Job> Repeat the material below, swapping every "data-point" for "marker" and leaving everything else as it is.

──────── Supplied records

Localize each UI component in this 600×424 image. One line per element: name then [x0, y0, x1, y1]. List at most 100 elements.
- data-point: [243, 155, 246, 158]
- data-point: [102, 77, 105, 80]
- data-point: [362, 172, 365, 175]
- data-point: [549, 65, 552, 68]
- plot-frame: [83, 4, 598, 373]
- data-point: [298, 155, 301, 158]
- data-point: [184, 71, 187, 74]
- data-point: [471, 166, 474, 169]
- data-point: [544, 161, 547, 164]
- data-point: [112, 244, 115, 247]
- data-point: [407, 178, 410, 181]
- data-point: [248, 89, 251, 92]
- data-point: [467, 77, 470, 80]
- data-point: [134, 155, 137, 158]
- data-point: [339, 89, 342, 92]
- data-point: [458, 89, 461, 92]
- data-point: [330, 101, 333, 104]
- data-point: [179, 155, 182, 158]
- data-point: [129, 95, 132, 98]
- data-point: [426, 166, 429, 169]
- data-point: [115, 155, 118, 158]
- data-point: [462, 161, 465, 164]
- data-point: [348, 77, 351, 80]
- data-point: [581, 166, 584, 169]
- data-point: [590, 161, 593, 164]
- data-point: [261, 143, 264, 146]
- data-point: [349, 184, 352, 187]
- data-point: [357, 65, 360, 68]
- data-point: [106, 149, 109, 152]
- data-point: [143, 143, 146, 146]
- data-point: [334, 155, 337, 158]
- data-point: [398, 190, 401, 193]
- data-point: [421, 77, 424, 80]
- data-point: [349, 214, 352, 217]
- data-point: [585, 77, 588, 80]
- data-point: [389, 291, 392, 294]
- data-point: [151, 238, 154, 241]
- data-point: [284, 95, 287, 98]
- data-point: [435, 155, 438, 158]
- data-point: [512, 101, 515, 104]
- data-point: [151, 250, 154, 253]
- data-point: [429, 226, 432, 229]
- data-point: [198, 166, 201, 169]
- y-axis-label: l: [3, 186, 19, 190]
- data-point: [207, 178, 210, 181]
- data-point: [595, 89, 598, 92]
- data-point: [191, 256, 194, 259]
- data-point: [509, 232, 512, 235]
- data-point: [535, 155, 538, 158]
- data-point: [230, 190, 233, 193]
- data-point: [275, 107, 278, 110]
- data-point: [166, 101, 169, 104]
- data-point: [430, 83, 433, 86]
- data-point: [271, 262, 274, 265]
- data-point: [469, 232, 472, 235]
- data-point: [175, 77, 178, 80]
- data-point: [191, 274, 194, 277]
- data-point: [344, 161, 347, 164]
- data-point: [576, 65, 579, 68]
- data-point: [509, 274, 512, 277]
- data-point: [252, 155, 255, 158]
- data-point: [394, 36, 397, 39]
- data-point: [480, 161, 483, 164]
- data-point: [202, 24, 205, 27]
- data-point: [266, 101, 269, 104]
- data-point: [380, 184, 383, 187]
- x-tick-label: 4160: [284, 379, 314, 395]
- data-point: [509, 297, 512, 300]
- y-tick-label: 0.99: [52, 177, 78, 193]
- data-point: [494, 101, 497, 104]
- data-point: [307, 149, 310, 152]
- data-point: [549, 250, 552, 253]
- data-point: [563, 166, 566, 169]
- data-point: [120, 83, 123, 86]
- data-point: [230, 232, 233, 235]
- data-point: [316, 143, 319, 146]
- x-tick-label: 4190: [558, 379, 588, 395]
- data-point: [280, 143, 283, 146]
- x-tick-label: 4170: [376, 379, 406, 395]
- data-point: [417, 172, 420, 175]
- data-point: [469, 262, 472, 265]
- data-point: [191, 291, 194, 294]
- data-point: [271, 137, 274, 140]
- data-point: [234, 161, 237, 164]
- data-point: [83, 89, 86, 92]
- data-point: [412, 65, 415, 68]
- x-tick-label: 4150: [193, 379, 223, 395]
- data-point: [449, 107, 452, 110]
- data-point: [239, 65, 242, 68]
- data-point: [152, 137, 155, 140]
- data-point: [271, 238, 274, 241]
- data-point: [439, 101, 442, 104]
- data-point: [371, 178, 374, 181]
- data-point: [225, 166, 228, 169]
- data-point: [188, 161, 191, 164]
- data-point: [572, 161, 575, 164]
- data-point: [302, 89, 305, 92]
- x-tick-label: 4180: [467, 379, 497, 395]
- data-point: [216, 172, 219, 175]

────────────────

Solution>
Localize each UI component in this 600×424 image. One line per element: name then [x0, y0, x1, y1]. List at most 100 elements.
- marker: [243, 155, 246, 158]
- marker: [102, 77, 105, 80]
- marker: [362, 172, 365, 175]
- marker: [549, 65, 552, 68]
- plot-frame: [83, 4, 598, 373]
- marker: [298, 155, 301, 158]
- marker: [184, 71, 187, 74]
- marker: [471, 166, 474, 169]
- marker: [544, 161, 547, 164]
- marker: [112, 244, 115, 247]
- marker: [407, 178, 410, 181]
- marker: [248, 89, 251, 92]
- marker: [467, 77, 470, 80]
- marker: [134, 155, 137, 158]
- marker: [339, 89, 342, 92]
- marker: [458, 89, 461, 92]
- marker: [330, 101, 333, 104]
- marker: [179, 155, 182, 158]
- marker: [129, 95, 132, 98]
- marker: [426, 166, 429, 169]
- marker: [115, 155, 118, 158]
- marker: [462, 161, 465, 164]
- marker: [348, 77, 351, 80]
- marker: [581, 166, 584, 169]
- marker: [590, 161, 593, 164]
- marker: [261, 143, 264, 146]
- marker: [349, 184, 352, 187]
- marker: [357, 65, 360, 68]
- marker: [106, 149, 109, 152]
- marker: [143, 143, 146, 146]
- marker: [334, 155, 337, 158]
- marker: [398, 190, 401, 193]
- marker: [421, 77, 424, 80]
- marker: [349, 214, 352, 217]
- marker: [585, 77, 588, 80]
- marker: [389, 291, 392, 294]
- marker: [151, 238, 154, 241]
- marker: [284, 95, 287, 98]
- marker: [435, 155, 438, 158]
- marker: [512, 101, 515, 104]
- marker: [151, 250, 154, 253]
- marker: [429, 226, 432, 229]
- marker: [198, 166, 201, 169]
- y-axis-label: l: [3, 186, 19, 190]
- marker: [207, 178, 210, 181]
- marker: [595, 89, 598, 92]
- marker: [191, 256, 194, 259]
- marker: [509, 232, 512, 235]
- marker: [535, 155, 538, 158]
- marker: [230, 190, 233, 193]
- marker: [275, 107, 278, 110]
- marker: [166, 101, 169, 104]
- marker: [430, 83, 433, 86]
- marker: [271, 262, 274, 265]
- marker: [469, 232, 472, 235]
- marker: [175, 77, 178, 80]
- marker: [191, 274, 194, 277]
- marker: [344, 161, 347, 164]
- marker: [576, 65, 579, 68]
- marker: [509, 274, 512, 277]
- marker: [252, 155, 255, 158]
- marker: [394, 36, 397, 39]
- marker: [480, 161, 483, 164]
- marker: [202, 24, 205, 27]
- marker: [266, 101, 269, 104]
- marker: [380, 184, 383, 187]
- x-tick-label: 4160: [284, 379, 314, 395]
- marker: [509, 297, 512, 300]
- y-tick-label: 0.99: [52, 177, 78, 193]
- marker: [494, 101, 497, 104]
- marker: [307, 149, 310, 152]
- marker: [549, 250, 552, 253]
- marker: [563, 166, 566, 169]
- marker: [120, 83, 123, 86]
- marker: [230, 232, 233, 235]
- marker: [316, 143, 319, 146]
- x-tick-label: 4190: [558, 379, 588, 395]
- marker: [280, 143, 283, 146]
- x-tick-label: 4170: [376, 379, 406, 395]
- marker: [417, 172, 420, 175]
- marker: [469, 262, 472, 265]
- marker: [191, 291, 194, 294]
- marker: [271, 137, 274, 140]
- marker: [234, 161, 237, 164]
- marker: [83, 89, 86, 92]
- marker: [412, 65, 415, 68]
- x-tick-label: 4150: [193, 379, 223, 395]
- marker: [449, 107, 452, 110]
- marker: [239, 65, 242, 68]
- marker: [152, 137, 155, 140]
- marker: [271, 238, 274, 241]
- marker: [439, 101, 442, 104]
- marker: [371, 178, 374, 181]
- marker: [225, 166, 228, 169]
- marker: [188, 161, 191, 164]
- marker: [572, 161, 575, 164]
- marker: [302, 89, 305, 92]
- x-tick-label: 4180: [467, 379, 497, 395]
- marker: [216, 172, 219, 175]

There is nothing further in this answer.